**Document text**
Could the Free Market Free Up City-Centre Parking?

If you put up the price of parking on some popular streets, and drop it on others, could it help to solve Dublin’s parking problems?

Could the Free Market Free Up City-Centre Parking?
Photo by Caroline Brady

Last month, a Dublin city councillor did something you wouldn’t expect an elected official to do.

“I’m clearly not putting this forward for votes,” said Fine Gael Dublin city councillor Paddy Smyth, before he introduced a motion to the council’s Transport Strategic Policy Committee that would likely cause the price of parking in some city-centre locations to rise.

But before you grab the torch and pitchfork, why not hear Smyth out?

His idea is to take a more free-market approach to setting the price of parking, one that lets the demand for parking on a certain street determine the price you pay for it.

“Basically, the idea is to either reduce the price until you reach 85 percent capacity, or increase the price until you get 85 percent capacity,” said Smyth, in a recent interview. “Therefore, anybody who wants to park on a road can, and they are charged the appropriate economic value for that space.”

So on city-centre shopping streets that are routinely chock-a-block with parked cars, the price of parking will go up until a few spots open up. On the streets with very few cars parked on them, the price will go down until more cars start to park there.

In the Footsteps of Donald Shoup

Smyth cites research done by Donald Shoup, a planning professor at University of California, Los Angeles (UCLA), who believes that getting the cost of parking right can not only better distribute parking around the city, but reduce congestion and pollution.

Shoup and his students observed driver behaviour in a 15-block business district in LA. They found that a lot of cars were doing circles looking for parking. On average, they found, cars looking for parking spent about 3.3 minutes in that endeavor, and traveled about half a mile in that time.

From these findings, Shoup and his students extrapolate that over the course of a year there were 950,000 vehicle-miles driven in that 15-block study area alone in search of cheap on-street car parking.

**Stated exercise A**
Retype the portion of the parking article that opens with the words containing "But before you" and closes with "to park there.".

**Provided records**
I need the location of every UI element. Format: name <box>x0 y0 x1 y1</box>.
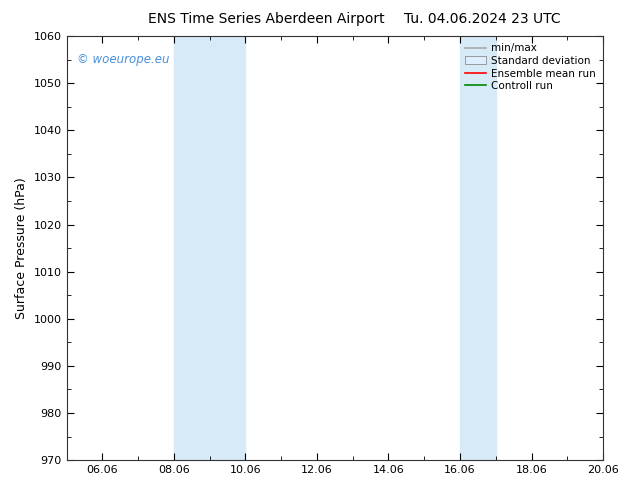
Bar <box>460 36 496 460</box>
Text: Tu. 04.06.2024 23 UTC: Tu. 04.06.2024 23 UTC <box>403 12 560 26</box>
Text: © woeurope.eu: © woeurope.eu <box>77 53 170 66</box>
Legend: min/max, Standard deviation, Ensemble mean run, Controll run: min/max, Standard deviation, Ensemble me… <box>463 41 598 93</box>
Text: ENS Time Series Aberdeen Airport: ENS Time Series Aberdeen Airport <box>148 12 385 26</box>
Bar <box>174 36 245 460</box>
Y-axis label: Surface Pressure (hPa): Surface Pressure (hPa) <box>15 177 28 319</box>
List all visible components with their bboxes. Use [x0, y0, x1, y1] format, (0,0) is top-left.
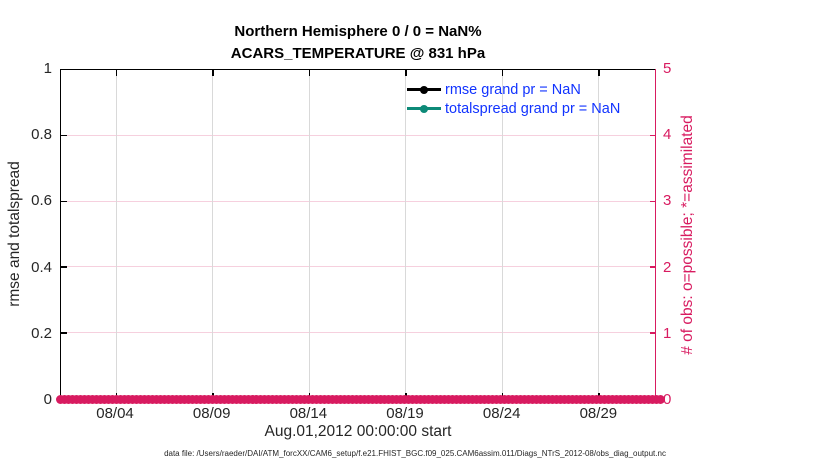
left-axis-tick [61, 200, 67, 203]
top-axis-tick [501, 70, 504, 76]
h-gridline [61, 332, 656, 334]
top-axis-tick [308, 70, 311, 76]
top-axis-tick [212, 70, 214, 76]
top-axis-tick [598, 70, 600, 76]
plot-area [56, 69, 665, 404]
right-y-tick-label: 2 [663, 258, 672, 276]
v-gridline [405, 70, 407, 399]
obs-marker-icon [656, 395, 665, 404]
right-axis-tick [650, 332, 656, 334]
legend-totalspread-dot-icon [420, 104, 428, 113]
h-gridline [61, 134, 656, 136]
legend-item-rmse: rmse grand pr = NaN [407, 80, 620, 99]
x-tick-label: 08/09 [192, 405, 231, 422]
h-gridline [61, 266, 656, 268]
x-tick-label: 08/14 [289, 405, 328, 422]
right-axis-tick [650, 200, 656, 203]
left-y-tick-label: 1 [43, 60, 52, 77]
right-y-tick-label: 4 [663, 126, 672, 144]
left-y-tick-label: 0.6 [31, 192, 52, 210]
left-axis-tick [61, 332, 67, 334]
x-tick-label: 08/29 [579, 405, 618, 422]
v-gridline [501, 70, 503, 399]
title-line-1: Northern Hemisphere 0 / 0 = NaN% [234, 23, 482, 40]
x-tick-label: 08/19 [386, 405, 424, 422]
top-axis-tick [115, 70, 118, 76]
right-axis-tick [650, 134, 656, 137]
chart-title: Northern Hemisphere 0 / 0 = NaN% ACARS_T… [60, 21, 656, 65]
legend-item-totalspread: totalspread grand pr = NaN [407, 99, 620, 118]
right-y-tick-label: 1 [663, 324, 672, 342]
left-y-tick-label: 0.4 [31, 258, 52, 276]
v-gridline [212, 70, 214, 399]
right-axis-tick [650, 266, 656, 268]
left-axis-tick [61, 266, 67, 268]
legend: rmse grand pr = NaN totalspread grand pr… [407, 80, 620, 118]
right-axis-spine [654, 69, 656, 400]
left-y-tick-label: 0.2 [31, 324, 52, 342]
left-y-tick-label: 0 [43, 391, 52, 408]
left-axis-tick [61, 134, 67, 137]
v-gridline [308, 70, 310, 399]
x-tick-label: 08/24 [482, 405, 521, 422]
left-axis-label: rmse and totalspread [6, 161, 23, 307]
legend-rmse-dot-icon [420, 85, 428, 94]
legend-rmse-label: rmse grand pr = NaN [445, 81, 581, 98]
v-gridline [598, 70, 600, 399]
v-gridline [115, 70, 117, 399]
h-gridline [61, 200, 656, 202]
title-line-2: ACARS_TEMPERATURE @ 831 hPa [230, 45, 486, 62]
legend-totalspread-line-marker [407, 104, 441, 113]
right-y-tick-label: 3 [663, 192, 672, 210]
top-axis-tick [405, 70, 407, 76]
right-y-tick-label: 0 [663, 391, 672, 408]
legend-rmse-line-marker [407, 85, 441, 94]
right-y-tick-label: 5 [663, 60, 672, 77]
data-file-caption: data file: /Users/raeder/DAI/ATM_forcXX/… [164, 449, 666, 458]
legend-totalspread-label: totalspread grand pr = NaN [445, 100, 621, 117]
left-y-tick-label: 0.8 [31, 126, 52, 144]
x-axis-label: Aug.01,2012 00:00:00 start [264, 423, 452, 440]
x-tick-label: 08/04 [96, 405, 134, 422]
right-axis-label: # of obs: o=possible; *=assimilated [679, 115, 696, 355]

**Stated exercise B**
Reproduce verbatim the part of the records that runs from their first line through the line containing "List all visible", both ends included. Leave the pictures out.

**Written reply A**
But before you grab the torch and pitchfork, why not hear Smyth out?

His idea is to take a more free-market approach to setting the price of parking, one that lets the demand for parking on a certain street determine the price you pay for it.

“Basically, the idea is to either reduce the price until you reach 85 percent capacity, or increase the price until you get 85 percent capacity,” said Smyth, in a recent interview. “Therefore, anybody who wants to park on a road can, and they are charged the appropriate economic value for that space.”

So on city-centre shopping streets that are routinely chock-a-block with parked cars, the price of parking will go up until a few spots open up. On the streets with very few cars parked on them, the price will go down until more cars start to park there.

**Written reply B**
I need the location of every UI element. Format: name <box>x0 y0 x1 y1</box>.
Bar <box>460 36 496 460</box>
Text: Tu. 04.06.2024 23 UTC: Tu. 04.06.2024 23 UTC <box>403 12 560 26</box>
Text: © woeurope.eu: © woeurope.eu <box>77 53 170 66</box>
Legend: min/max, Standard deviation, Ensemble mean run, Controll run: min/max, Standard deviation, Ensemble me… <box>463 41 598 93</box>
Text: ENS Time Series Aberdeen Airport: ENS Time Series Aberdeen Airport <box>148 12 385 26</box>
Bar <box>174 36 245 460</box>
Y-axis label: Surface Pressure (hPa): Surface Pressure (hPa) <box>15 177 28 319</box>
List all visible components with their bboxes. Use [x0, y0, x1, y1] format, (0,0) is top-left.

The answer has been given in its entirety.